Work instruction 1:
Answer these from the profile of Aron Kristjánsson:
(a) In what town was he born?
(b) Which team did he play for in his youth career?
(c) How many appearances and goals did he record for the Iceland national team?
Work instruction 2:
In one to three sentences, explain why the profile of Aron Kristjánsson lists Kuwait as his current club with "(Manager)" beside it.
Work instruction 3:
Translate this sentence from the profile of Aron Kristjánsson into Spanish: "Aron Kristjánsson (born 14 July 1972) is a former handball player and the current head coach of the Kuwait men's national handball team."

Personal information
- Born: 14 July 1972 (age 54) Stykkishólmur, Iceland
- Nationality: Icelandic
- Height: 1.83 m (6 ft 0 in)
- Playing position: Centre back

Club information
- Current club: Kuwait (Manager)

Youth career
- Years: Team
- 1986–1990: Haukar

Senior clubs
- Years: Team
- 1990–1998: Haukar
- 1998–2001: Skjern Håndbold
- 2001–2003: Haukar
- 2003–2004: TTH Holstebro

National team
- Years: Team / Apps / (Gls)
- 1993–2003: Iceland / 85 / (128)

Teams managed
- 2004–2007: Skjern Håndbold
- 2007–2010: Haukar
- 2010–2011: TSV Hannover-Burgdorf
- 2011–2013: Haukar
- 2012–2016: Iceland
- 2014–2015: KIF Kolding
- 2016–2017: Aalborg Håndbold
- 2018–2024: Bahrain
- 2018–2022: Haukar
- 2025-: Kuwait

= Aron Kristjánsson =

Icelandic handball player (born 1972)

Aron Kristjánsson (born 14 July 1972) is a former handball player and the current head coach of the Kuwait men's national handball team.

Dataset records

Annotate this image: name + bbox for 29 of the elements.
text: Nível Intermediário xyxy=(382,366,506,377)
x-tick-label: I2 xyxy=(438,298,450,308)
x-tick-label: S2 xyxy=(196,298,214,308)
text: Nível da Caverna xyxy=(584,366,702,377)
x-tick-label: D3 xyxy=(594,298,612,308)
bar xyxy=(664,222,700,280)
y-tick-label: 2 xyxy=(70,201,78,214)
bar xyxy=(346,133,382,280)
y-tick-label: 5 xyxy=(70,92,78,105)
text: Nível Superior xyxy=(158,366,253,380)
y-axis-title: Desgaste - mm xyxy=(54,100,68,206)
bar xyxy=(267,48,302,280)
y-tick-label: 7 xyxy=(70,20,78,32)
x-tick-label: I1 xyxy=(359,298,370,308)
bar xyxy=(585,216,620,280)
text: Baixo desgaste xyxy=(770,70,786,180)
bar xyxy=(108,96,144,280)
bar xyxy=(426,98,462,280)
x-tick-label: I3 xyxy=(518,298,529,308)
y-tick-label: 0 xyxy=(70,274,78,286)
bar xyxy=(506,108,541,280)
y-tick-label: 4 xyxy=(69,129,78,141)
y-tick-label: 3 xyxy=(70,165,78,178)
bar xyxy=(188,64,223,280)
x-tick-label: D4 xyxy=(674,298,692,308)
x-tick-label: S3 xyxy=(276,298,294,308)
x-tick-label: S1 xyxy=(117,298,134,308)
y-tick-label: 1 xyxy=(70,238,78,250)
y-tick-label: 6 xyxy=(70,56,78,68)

Result 1:
(a) Stykkishólmur, Iceland
(b) Haukar
(c) 85 appearances and 128 goals

Result 2:
He no longer plays; the profile calls him a former handball player. He is the current head coach of the Kuwait men's national handball team, and he has managed Kuwait since 2025.

Result 3:
Aron Kristjánsson (nacido el 14 de julio de 1972) es un exjugador de balonmano y el actual entrenador principal de la selección masculina de balonmano de Kuwait.